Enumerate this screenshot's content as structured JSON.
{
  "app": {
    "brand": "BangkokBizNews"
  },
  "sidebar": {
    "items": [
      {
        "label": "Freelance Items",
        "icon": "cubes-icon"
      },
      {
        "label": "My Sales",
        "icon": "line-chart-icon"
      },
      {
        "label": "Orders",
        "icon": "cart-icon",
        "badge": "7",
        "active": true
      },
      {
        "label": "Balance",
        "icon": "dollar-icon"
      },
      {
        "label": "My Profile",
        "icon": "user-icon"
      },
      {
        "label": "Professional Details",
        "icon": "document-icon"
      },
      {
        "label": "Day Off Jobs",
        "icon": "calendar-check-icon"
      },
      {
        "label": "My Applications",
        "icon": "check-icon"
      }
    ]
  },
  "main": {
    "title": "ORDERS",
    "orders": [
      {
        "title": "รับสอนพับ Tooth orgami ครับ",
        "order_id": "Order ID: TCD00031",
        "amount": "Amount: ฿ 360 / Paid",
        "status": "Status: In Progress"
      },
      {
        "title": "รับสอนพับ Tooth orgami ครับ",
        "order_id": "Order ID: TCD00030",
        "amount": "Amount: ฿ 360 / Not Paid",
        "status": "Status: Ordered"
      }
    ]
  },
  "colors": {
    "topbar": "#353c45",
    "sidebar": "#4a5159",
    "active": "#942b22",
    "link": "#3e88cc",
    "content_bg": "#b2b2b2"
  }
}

+---+

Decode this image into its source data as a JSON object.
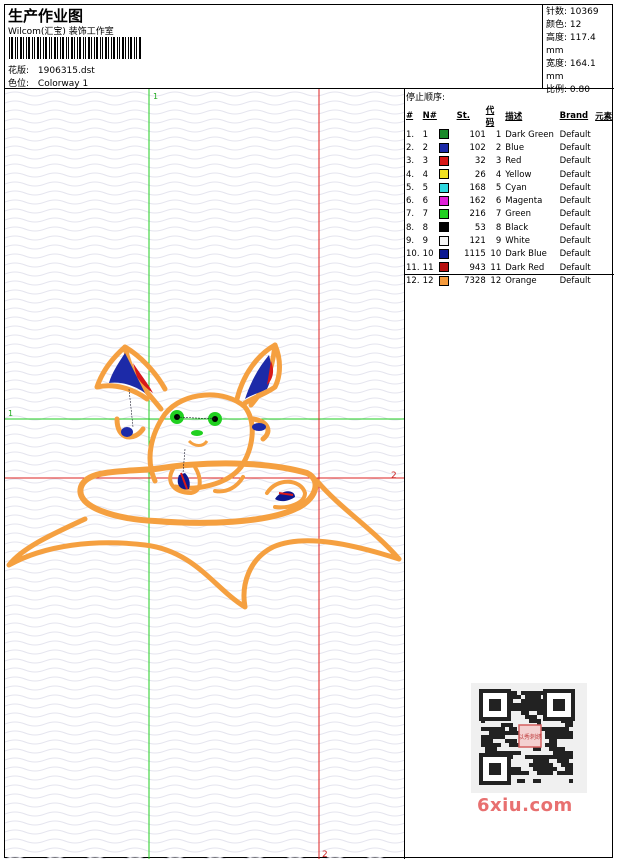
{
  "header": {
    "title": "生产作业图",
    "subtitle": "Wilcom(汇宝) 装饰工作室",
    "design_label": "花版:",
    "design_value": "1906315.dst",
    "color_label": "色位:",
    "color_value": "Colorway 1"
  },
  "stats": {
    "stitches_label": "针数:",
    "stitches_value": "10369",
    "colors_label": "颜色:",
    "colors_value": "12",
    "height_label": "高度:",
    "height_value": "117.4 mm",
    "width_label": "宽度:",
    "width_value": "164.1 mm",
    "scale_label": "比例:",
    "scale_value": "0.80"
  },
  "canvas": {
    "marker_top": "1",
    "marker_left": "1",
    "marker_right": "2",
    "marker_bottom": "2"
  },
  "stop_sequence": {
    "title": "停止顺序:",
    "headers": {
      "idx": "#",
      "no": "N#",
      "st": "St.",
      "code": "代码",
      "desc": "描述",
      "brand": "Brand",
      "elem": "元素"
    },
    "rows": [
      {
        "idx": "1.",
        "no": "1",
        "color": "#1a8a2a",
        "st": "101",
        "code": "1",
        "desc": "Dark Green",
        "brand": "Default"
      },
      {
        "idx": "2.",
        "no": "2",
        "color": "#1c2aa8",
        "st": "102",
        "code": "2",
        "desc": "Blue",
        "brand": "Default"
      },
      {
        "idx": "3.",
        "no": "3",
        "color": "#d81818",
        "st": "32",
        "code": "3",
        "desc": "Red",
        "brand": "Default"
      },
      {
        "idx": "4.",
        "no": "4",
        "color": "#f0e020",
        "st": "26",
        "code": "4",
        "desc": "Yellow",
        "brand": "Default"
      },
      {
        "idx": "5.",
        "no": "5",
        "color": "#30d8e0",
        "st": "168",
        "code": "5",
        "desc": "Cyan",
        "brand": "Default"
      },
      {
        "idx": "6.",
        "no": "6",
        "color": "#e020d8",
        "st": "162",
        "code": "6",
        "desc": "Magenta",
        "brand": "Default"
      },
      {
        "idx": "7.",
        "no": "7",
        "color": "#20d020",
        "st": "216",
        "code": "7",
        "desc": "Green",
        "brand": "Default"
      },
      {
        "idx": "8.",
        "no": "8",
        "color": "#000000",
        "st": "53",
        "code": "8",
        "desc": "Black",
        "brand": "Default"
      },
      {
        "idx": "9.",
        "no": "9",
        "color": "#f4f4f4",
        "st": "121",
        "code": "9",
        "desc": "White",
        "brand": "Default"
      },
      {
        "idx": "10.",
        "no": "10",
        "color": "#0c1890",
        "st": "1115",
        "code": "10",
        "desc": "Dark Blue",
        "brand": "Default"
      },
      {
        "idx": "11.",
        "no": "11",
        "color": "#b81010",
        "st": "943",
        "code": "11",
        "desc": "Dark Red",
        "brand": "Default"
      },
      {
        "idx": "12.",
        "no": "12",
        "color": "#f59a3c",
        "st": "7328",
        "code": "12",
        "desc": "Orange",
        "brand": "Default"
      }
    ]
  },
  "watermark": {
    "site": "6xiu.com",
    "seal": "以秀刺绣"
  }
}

+---+

-- Problem details --
Out of the material above, gather each line where "Status" appears.

-- Expected answer --
        "status": "Status: In Progress"
        "status": "Status: Ordered"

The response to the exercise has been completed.